==== RECORD SET

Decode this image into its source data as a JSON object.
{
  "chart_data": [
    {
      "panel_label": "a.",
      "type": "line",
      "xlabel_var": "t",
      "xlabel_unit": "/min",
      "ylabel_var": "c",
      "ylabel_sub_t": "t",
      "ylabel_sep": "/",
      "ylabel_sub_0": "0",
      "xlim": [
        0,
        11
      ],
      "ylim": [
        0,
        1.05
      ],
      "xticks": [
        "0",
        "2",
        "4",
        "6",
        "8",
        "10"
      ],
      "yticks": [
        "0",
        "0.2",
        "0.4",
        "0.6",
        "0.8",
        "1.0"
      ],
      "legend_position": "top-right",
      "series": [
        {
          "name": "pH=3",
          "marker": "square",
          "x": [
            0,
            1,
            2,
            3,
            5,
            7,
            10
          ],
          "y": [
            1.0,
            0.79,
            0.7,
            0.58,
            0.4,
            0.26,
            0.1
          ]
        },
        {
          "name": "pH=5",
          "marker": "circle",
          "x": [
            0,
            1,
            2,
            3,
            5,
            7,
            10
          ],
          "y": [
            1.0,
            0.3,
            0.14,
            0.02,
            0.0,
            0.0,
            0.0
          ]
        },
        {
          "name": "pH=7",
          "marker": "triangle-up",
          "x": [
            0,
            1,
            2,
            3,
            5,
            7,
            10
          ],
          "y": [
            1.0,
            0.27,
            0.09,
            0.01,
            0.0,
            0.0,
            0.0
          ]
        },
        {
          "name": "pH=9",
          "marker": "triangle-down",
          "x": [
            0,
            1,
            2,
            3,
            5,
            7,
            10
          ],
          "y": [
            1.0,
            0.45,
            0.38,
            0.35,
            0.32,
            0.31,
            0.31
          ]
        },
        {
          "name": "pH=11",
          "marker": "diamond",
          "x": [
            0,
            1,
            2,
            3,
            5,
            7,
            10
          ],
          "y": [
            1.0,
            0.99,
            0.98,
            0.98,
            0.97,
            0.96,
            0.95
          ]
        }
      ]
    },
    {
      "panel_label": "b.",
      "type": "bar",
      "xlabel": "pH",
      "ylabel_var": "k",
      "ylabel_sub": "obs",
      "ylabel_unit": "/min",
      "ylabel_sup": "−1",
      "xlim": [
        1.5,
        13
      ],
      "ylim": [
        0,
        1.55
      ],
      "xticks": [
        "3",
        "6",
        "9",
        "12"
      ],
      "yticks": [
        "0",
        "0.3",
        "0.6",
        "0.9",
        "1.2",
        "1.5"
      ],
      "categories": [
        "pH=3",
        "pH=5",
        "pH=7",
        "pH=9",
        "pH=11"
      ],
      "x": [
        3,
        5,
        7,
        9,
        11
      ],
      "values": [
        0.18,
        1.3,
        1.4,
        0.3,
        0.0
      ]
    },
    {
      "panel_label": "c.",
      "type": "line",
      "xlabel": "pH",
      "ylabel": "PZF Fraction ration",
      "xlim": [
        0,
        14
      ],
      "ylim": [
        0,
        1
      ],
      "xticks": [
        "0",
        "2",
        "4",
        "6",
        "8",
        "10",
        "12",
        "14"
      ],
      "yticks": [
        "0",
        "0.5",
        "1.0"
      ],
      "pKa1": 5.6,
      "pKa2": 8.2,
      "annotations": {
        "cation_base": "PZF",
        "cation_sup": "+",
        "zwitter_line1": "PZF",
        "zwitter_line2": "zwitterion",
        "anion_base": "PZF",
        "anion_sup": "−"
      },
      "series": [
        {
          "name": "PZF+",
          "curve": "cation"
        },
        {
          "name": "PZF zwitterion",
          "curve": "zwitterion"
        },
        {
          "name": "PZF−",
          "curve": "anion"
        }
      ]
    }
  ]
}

========

> **DIRECTIVE**: Calculate how many lines of the material include the string "name", and state that number by itself.

> **SOLUTION FOR THIS PROBLEM**: 8